### Your instructions
Search the listing below for the word "sector" and copy each line that holds it.

Records that describe figures
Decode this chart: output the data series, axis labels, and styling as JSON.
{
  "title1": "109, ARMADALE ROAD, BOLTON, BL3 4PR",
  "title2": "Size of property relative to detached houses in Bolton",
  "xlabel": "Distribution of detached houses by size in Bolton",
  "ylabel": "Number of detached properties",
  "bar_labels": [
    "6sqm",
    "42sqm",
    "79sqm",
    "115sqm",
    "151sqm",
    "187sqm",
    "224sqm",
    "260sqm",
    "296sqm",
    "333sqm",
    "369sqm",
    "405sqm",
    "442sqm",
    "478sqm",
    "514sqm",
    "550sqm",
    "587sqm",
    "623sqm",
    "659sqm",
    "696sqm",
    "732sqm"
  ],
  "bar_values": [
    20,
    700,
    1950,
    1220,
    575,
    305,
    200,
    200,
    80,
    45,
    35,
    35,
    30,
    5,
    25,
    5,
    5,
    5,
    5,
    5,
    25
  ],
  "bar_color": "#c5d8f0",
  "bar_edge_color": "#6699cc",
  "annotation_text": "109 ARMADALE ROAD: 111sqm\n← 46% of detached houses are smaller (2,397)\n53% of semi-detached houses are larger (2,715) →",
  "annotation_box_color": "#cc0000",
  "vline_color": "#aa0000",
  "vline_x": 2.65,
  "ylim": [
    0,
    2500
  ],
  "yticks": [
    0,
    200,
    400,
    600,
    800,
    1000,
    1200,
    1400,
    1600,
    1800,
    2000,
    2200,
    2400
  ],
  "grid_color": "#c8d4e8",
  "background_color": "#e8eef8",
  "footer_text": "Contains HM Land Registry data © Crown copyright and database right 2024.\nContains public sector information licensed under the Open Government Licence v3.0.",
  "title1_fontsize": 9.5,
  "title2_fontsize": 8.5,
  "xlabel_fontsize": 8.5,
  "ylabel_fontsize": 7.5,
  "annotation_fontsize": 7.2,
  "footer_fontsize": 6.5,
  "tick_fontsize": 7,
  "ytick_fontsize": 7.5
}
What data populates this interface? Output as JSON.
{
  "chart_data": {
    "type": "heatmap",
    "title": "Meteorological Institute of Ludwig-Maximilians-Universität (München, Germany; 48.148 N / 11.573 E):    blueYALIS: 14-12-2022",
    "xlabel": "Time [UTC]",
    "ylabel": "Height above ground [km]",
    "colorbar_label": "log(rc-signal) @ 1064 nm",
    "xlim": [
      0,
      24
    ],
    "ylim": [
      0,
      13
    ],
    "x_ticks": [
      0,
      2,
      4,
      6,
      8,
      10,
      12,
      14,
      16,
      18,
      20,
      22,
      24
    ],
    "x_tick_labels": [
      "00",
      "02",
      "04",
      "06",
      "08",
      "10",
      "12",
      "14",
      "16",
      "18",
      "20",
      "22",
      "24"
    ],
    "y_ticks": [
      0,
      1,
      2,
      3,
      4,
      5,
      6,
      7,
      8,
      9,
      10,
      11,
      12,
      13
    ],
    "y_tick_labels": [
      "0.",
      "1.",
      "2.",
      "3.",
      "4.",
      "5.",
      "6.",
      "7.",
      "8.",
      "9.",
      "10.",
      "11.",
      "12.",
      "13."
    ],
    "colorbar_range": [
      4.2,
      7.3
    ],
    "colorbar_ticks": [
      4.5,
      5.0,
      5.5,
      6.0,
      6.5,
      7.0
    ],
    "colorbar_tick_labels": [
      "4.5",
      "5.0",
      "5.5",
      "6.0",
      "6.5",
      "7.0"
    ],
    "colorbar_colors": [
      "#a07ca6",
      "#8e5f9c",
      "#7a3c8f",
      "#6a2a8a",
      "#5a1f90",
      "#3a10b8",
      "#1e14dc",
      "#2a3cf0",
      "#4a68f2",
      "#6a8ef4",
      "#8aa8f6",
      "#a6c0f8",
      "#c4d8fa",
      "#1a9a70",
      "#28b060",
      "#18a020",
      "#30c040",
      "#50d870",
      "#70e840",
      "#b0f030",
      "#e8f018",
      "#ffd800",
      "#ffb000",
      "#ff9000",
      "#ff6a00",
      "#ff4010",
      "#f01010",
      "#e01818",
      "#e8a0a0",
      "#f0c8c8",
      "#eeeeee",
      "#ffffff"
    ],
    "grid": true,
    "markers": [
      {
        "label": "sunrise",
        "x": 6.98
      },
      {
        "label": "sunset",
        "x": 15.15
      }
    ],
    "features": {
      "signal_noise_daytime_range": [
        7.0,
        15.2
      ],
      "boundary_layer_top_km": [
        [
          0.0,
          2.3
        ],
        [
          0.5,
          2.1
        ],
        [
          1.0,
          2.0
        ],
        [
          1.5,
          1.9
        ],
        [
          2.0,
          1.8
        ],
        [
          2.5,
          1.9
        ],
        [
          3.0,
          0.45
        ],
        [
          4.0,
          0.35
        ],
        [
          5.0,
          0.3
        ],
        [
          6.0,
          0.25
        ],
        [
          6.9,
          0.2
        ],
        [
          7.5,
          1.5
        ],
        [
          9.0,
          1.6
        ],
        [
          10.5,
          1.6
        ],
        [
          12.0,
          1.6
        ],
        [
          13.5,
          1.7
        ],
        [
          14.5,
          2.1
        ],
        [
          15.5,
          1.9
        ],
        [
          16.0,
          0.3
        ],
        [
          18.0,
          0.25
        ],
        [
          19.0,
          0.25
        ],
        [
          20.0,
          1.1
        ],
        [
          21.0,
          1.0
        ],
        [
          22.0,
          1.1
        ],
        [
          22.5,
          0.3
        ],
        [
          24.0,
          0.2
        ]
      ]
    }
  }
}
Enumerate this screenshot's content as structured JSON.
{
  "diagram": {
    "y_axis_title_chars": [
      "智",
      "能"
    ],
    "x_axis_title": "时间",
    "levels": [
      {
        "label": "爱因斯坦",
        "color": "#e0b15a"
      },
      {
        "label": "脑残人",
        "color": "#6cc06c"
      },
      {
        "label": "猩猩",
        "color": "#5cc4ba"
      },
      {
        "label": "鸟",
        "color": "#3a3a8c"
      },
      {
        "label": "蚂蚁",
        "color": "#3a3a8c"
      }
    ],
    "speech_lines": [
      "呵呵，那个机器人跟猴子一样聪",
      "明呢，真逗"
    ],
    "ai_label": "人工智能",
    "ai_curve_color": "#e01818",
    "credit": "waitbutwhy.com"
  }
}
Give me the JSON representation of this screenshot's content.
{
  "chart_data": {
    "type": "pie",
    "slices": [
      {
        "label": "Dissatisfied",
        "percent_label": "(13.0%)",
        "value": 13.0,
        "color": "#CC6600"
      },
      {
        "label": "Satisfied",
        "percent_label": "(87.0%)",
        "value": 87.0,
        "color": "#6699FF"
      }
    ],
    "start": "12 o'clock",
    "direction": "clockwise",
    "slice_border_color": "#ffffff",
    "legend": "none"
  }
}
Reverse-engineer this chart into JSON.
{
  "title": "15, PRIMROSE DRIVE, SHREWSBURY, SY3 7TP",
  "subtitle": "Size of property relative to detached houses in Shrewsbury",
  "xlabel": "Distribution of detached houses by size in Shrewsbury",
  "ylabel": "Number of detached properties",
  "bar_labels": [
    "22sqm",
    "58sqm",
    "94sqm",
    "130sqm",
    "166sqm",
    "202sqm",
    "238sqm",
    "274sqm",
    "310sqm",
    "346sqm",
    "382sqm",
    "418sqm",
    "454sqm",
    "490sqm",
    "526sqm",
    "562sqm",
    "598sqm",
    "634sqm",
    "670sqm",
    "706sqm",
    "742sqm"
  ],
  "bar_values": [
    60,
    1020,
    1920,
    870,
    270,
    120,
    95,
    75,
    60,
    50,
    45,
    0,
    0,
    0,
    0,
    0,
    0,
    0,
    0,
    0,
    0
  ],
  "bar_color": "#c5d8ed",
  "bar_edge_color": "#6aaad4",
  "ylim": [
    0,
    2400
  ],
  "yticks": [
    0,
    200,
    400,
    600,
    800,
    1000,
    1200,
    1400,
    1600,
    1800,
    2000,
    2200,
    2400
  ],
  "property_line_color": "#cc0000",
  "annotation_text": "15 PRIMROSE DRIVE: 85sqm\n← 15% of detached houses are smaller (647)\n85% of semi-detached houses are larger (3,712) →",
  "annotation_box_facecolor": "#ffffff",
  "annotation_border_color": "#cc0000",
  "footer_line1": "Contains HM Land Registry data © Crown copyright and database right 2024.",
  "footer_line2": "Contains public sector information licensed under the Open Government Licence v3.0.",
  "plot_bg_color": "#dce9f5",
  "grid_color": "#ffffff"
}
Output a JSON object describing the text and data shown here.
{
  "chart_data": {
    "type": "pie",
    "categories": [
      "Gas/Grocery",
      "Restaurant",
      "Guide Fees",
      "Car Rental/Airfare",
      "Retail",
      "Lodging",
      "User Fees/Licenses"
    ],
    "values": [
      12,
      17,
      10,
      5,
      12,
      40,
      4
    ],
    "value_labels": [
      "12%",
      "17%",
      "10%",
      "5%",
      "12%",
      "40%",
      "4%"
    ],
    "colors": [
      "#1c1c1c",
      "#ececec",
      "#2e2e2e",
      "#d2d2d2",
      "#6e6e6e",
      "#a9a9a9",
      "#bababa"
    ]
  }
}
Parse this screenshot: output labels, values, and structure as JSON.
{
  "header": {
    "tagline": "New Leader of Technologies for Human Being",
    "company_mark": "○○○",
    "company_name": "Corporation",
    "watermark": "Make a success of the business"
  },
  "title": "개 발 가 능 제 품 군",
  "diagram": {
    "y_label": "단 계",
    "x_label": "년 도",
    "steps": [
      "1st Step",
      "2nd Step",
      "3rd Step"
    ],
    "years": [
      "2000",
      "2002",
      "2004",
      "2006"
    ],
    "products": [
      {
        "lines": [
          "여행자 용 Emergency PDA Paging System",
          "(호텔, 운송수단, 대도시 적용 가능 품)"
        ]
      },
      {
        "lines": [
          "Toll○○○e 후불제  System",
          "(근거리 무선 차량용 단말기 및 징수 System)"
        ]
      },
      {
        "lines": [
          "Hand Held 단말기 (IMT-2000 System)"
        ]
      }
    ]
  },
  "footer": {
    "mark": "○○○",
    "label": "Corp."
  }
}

### Response
  "footer_text": "Contains HM Land Registry data © Crown copyright and database right 2024.\nContains public sector information licensed under the Open Government Licence v3.0.",
  "footer_line2": "Contains public sector information licensed under the Open Government Licence v3.0.",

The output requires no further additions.